* [DIRECTIVE 1]: Which numbered section headings appear in the excerpt on quotient-digit selection? List every one.

* [PAGE]:

— start —

Table 1: Reduction of number of bits.

[^y]	SD₂	SD₁	SD₀	SD_-1
[m₂,H]	+	+	+	x	q = 2 if (SD₂,SD₁) = (+,+)
[m₁,m₂)	-	+	+	x	q = 1 if (SD₂,SD₁) = (-,+)
[m₀,m₁)	x	-	+	x	q = 0 if (SD₁,SD₀) = (-,+)
[m_-1,m₀)	x	-	-	+	q = -1 if (SD₀,SD_-1) = (-,+)
[L,m-1)	x	-	-	-	q = -2 if (SD₀,SD_-1) = (-,-)

[^y]-m_k	[m₁-m₂,	[L-m₁,	[L-m₀,	[L-m_-1,
	H-m₂]	H-m₁]	H-m₀]	m₀-m_-1]
max(\|[^y]-m_k\|)	1.25	3.25	3.125	1.312
Integer bits	2	3	3	2

Considering the most positive and most negative values (not dont cares) we determine the maximum magnitudes of [^y]-m_k. The corresponding values are given in the table (see details in [9]) together with the required number of integer bits.

With respect ot the number of fractional bits:

For [^y]-m₂, four bits are required because m₂ can take the value 15/16.
For [^y]-m₁, it might be possible to use three bits, because all m₁ are multiples of 1/8. However, this requires the use of t = 3 so it is necessary to determine whether constants which are multiples of 1/8 are still possible for t = 3. As described in [9], only for [^d] = 8/16 this is not possible; however this can be solved by adding 1/16 to the corresponding rw[j] and this addition can be achieved by augmenting the constant m₁ by 1/16 for that value of [^d].
For [^y]-m₀ also 3 fractional bits can be used since all m₀ are multiples of 1/8. Again this requires the addition of 1/16 to the constant m₀ for [^d] = 8/16.
For [^y]-m_-1 four fractional bits are needed because m_-1 can take the value -15/16.

Table 2: Reduced number of bits.

k	-1	0	1	2

Integer + fractional= total	2+4=6	3+3=6	3+3=6	2+4=6

In summary, Table 2 gives the required number of integer and fractional bits of [^y]-m_k.

2.2 Implementation of the quotient-digit selection

The quotient-digit selection of this implementation (for radix-4) is shown in Figure 3. Note that the first subtraction does not depend on q_j, which is advantageous for the timing of the recurrence. As discussed in Section 3, the advancement of the subtraction is combined with an optimal placement of the registers to achieve the minimum cycle time.

Figure 3: Proposed q-selection implementation.

3 Timing and Complete Algorithm

3.1 Timing

The iterations described in the previous section are executed either by a combinational network (if all iterations are unfolded) or by a sequential system, in which a part is executed each cycle. We consider this second approach, for the case where one iteration is performed per cycle.

— end —

* [STORED DATA]:
— start —

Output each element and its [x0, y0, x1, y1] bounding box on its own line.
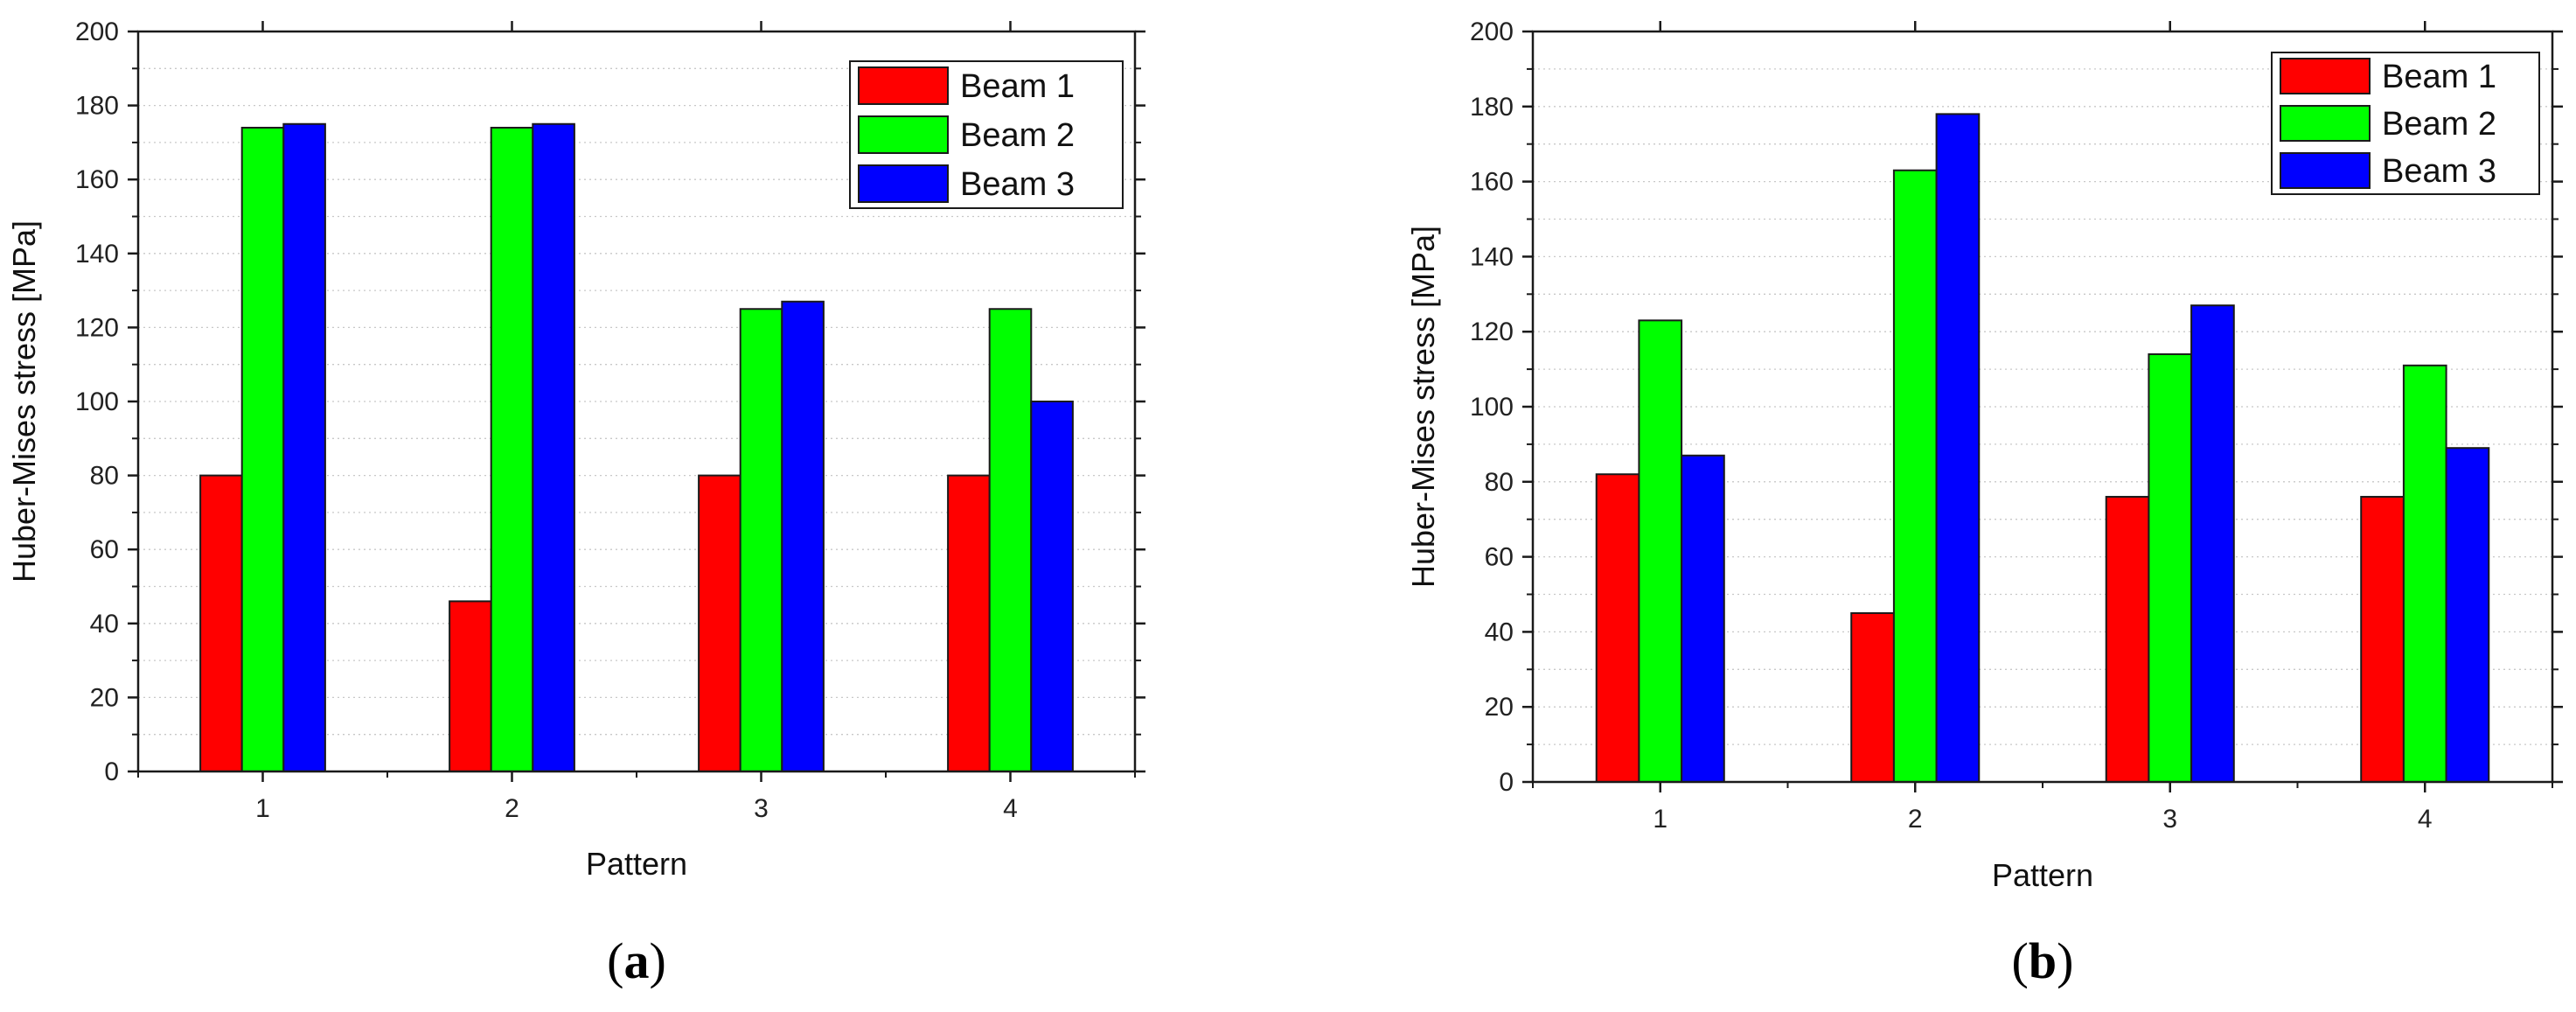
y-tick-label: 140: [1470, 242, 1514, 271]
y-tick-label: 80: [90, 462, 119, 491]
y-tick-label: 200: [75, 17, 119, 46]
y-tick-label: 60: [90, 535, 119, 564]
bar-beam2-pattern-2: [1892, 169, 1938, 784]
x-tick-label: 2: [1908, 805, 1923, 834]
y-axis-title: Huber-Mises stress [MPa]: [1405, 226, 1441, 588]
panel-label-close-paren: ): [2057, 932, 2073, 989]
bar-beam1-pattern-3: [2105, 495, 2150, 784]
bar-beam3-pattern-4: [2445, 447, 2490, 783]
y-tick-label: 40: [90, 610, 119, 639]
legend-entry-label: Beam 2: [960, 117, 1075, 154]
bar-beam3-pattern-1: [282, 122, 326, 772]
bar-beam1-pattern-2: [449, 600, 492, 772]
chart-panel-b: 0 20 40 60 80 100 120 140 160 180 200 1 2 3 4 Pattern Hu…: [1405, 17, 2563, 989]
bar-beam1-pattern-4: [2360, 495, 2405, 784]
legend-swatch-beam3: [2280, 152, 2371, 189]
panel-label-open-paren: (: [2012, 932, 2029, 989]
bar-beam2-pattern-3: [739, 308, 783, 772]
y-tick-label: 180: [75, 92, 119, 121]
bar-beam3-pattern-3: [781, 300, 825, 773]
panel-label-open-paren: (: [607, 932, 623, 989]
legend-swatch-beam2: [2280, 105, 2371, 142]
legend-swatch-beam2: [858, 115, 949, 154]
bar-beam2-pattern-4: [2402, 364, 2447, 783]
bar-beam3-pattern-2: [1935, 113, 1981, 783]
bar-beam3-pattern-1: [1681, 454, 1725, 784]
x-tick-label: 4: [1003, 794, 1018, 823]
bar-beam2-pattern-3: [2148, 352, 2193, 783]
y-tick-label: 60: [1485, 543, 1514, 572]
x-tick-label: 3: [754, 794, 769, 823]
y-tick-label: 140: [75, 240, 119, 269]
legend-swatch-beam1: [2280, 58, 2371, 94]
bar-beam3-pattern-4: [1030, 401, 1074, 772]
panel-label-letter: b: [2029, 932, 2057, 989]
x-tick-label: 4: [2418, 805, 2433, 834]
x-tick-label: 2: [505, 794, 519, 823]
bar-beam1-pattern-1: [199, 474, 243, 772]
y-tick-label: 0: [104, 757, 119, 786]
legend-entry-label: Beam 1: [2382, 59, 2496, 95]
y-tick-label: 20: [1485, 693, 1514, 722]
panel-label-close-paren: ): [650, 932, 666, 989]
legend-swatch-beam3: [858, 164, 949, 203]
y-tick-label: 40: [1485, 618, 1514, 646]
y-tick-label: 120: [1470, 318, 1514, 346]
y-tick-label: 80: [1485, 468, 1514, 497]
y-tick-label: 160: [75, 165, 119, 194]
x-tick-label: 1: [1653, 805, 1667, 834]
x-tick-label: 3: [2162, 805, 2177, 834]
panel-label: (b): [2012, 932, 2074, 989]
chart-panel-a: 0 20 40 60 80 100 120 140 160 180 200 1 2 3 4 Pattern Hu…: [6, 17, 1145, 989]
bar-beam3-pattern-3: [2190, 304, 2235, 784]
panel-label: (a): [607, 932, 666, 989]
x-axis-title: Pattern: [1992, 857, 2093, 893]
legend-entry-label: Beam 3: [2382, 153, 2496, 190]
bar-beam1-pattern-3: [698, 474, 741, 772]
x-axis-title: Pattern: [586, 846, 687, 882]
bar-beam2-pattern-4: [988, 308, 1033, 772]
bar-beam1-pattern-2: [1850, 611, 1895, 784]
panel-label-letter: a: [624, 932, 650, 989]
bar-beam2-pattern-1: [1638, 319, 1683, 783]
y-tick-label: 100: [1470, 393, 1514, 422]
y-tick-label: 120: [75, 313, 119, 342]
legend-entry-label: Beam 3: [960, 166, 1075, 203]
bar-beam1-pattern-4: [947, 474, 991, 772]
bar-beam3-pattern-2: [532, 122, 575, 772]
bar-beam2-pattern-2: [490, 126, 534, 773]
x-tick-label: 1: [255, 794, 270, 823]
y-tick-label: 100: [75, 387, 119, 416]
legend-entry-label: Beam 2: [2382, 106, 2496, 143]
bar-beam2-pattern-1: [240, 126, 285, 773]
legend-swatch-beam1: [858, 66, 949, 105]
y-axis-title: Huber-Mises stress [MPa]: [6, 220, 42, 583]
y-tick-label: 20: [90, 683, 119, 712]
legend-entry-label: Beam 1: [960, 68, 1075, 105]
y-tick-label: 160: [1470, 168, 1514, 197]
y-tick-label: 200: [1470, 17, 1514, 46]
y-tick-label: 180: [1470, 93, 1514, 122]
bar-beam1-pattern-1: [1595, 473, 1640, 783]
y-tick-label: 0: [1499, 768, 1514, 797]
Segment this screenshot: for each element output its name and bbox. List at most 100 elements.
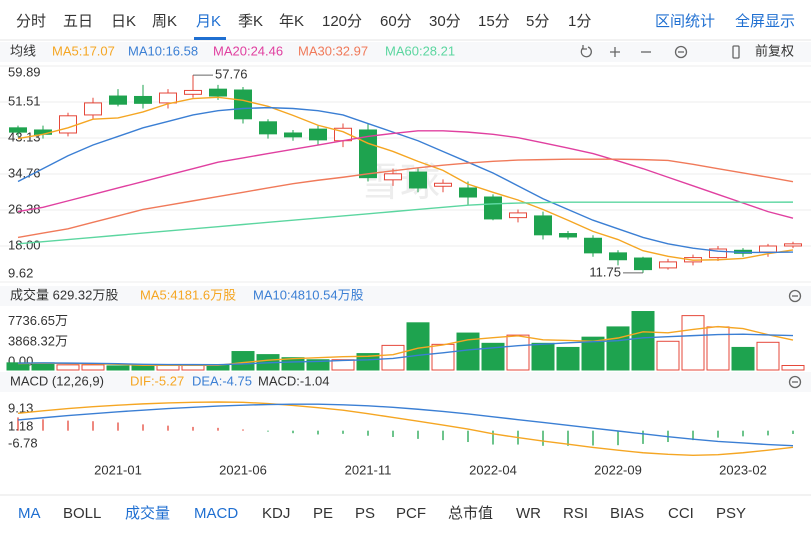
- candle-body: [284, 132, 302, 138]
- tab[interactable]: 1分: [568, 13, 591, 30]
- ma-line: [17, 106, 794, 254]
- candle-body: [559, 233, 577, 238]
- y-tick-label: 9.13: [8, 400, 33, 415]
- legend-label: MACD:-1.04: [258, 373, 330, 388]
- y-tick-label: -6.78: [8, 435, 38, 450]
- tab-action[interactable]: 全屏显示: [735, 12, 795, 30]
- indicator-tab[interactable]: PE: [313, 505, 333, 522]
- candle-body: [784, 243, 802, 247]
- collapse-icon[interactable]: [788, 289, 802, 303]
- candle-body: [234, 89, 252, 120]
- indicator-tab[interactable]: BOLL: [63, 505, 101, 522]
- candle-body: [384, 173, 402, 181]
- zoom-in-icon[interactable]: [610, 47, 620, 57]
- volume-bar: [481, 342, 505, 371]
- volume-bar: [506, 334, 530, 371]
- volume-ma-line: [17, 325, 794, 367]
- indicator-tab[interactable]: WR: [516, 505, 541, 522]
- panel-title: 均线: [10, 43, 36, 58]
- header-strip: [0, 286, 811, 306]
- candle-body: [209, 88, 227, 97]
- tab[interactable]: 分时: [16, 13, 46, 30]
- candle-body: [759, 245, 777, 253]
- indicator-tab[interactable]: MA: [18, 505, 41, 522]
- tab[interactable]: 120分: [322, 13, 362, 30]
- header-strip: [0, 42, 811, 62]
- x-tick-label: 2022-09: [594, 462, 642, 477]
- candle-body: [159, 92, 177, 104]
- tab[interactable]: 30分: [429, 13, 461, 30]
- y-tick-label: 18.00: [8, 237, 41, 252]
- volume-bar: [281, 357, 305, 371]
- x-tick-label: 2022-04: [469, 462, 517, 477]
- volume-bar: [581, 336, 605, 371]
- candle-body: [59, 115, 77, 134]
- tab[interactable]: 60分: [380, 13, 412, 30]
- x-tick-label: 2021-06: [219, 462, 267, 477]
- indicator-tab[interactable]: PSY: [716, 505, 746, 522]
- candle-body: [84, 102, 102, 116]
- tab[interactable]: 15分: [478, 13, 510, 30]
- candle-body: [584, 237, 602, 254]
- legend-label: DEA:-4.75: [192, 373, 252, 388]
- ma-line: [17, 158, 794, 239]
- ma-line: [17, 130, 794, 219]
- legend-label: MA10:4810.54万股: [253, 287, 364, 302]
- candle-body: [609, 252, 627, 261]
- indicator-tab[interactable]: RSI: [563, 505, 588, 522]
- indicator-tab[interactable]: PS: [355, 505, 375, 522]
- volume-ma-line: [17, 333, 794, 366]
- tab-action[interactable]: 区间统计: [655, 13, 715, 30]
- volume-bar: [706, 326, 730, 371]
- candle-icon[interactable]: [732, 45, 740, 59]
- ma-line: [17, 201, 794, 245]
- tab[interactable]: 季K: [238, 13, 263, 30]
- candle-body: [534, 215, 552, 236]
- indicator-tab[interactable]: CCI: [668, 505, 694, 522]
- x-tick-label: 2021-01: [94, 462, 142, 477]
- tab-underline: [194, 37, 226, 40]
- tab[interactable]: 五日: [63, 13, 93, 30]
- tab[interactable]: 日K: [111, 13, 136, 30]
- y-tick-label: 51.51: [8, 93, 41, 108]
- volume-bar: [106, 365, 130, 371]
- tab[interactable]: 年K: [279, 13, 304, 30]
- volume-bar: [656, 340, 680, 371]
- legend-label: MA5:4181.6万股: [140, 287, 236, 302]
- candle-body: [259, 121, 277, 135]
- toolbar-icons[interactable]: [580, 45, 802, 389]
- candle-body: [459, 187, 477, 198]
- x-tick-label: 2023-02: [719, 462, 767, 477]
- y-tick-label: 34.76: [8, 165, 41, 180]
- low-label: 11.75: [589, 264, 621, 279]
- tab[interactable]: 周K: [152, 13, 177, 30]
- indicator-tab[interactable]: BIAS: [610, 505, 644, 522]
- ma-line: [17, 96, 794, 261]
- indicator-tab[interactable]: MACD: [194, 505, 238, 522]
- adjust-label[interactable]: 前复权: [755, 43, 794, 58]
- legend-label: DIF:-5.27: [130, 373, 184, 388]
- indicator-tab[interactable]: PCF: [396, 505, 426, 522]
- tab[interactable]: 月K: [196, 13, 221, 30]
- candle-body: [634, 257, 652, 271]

— end —

* [DIRECTIVE 2]: Print the lines of the records between the line holding "- candle-body: [284, 132, 302, 138]" and the line holding "- candle-body: [234, 89, 252, 120]", inclusive.

* [SOLUTION 1]:
2.2 Implementation of the quotient-digit selection
3 Timing and Complete Algorithm
3.1 Timing

* [SOLUTION 2]:
- candle-body: [284, 132, 302, 138]
- tab[interactable]: 1分: [568, 13, 591, 30]
- ma-line: [17, 106, 794, 254]
- candle-body: [559, 233, 577, 238]
- y-tick-label: 9.13: [8, 400, 33, 415]
- legend-label: MACD:-1.04: [258, 373, 330, 388]
- y-tick-label: -6.78: [8, 435, 38, 450]
- tab-action[interactable]: 全屏显示: [735, 12, 795, 30]
- indicator-tab[interactable]: PE: [313, 505, 333, 522]
- candle-body: [784, 243, 802, 247]
- collapse-icon[interactable]: [788, 289, 802, 303]
- candle-body: [234, 89, 252, 120]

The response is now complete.